Saved entries:
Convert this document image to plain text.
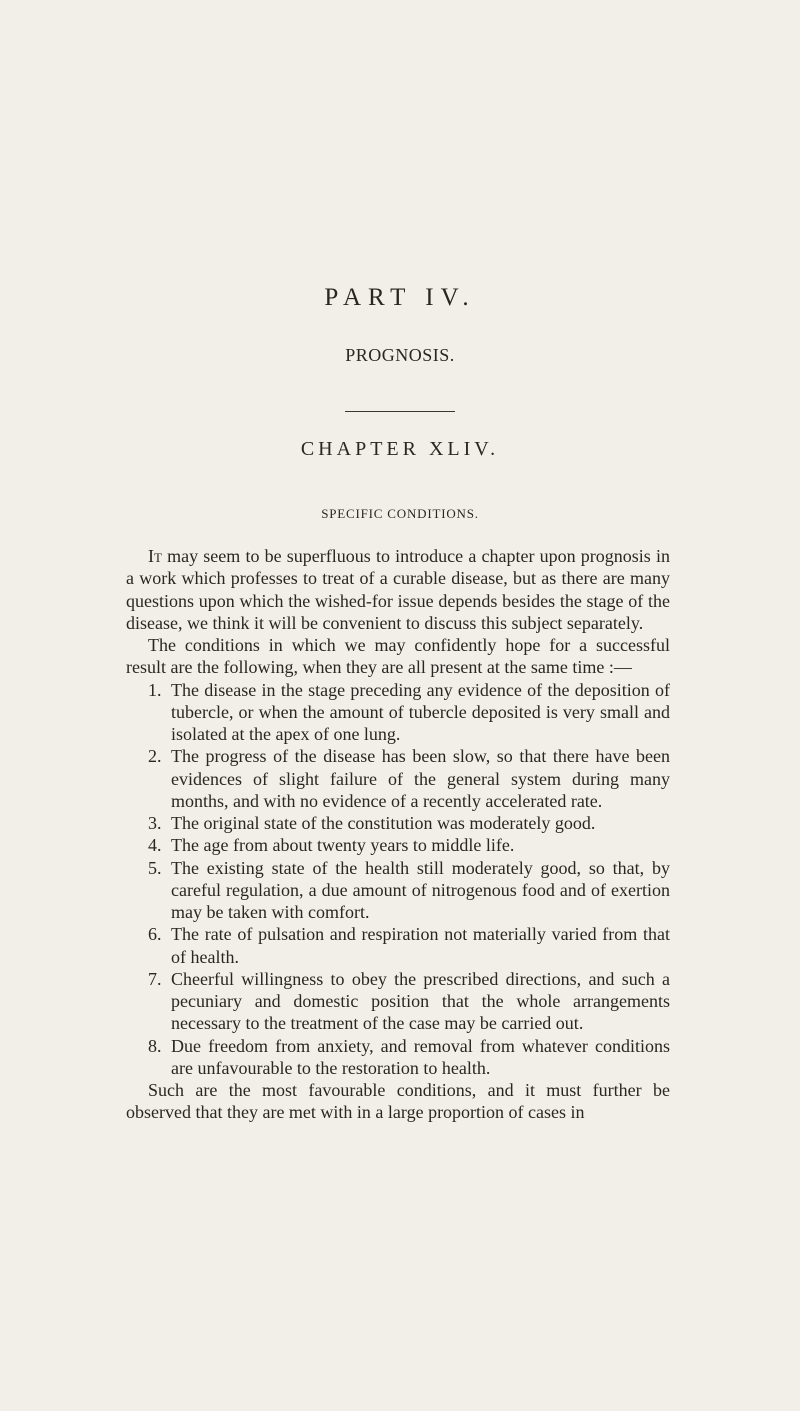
PART IV.
PROGNOSIS.
CHAPTER XLIV.
SPECIFIC CONDITIONS.

It may seem to be superfluous to introduce a chapter upon prognosis in a work which professes to treat of a curable disease, but as there are many questions upon which the wished-for issue depends besides the stage of the disease, we think it will be convenient to discuss this subject separately.

The conditions in which we may confidently hope for a successful result are the following, when they are all present at the same time :—

1. The disease in the stage preceding any evidence of the deposition of tubercle, or when the amount of tubercle deposited is very small and isolated at the apex of one lung.
2. The progress of the disease has been slow, so that there have been evidences of slight failure of the general system during many months, and with no evidence of a recently accelerated rate.
3. The original state of the constitution was moderately good.
4. The age from about twenty years to middle life.
5. The existing state of the health still moderately good, so that, by careful regulation, a due amount of nitrogenous food and of exertion may be taken with comfort.
6. The rate of pulsation and respiration not materially varied from that of health.
7. Cheerful willingness to obey the prescribed directions, and such a pecuniary and domestic position that the whole arrangements necessary to the treatment of the case may be carried out.
8. Due freedom from anxiety, and removal from whatever conditions are unfavourable to the restoration to health.

Such are the most favourable conditions, and it must further be observed that they are met with in a large proportion of cases in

WRITTEN EXERCISE: All lines holding the word "moderately" should be picked out and copied.

TASK ANSWER:
3. The original state of the constitution was moderately good.
5. The existing state of the health still moderately good, so that, by careful regulation, a due amount of nitrogenous food and of exertion may be taken with comfort.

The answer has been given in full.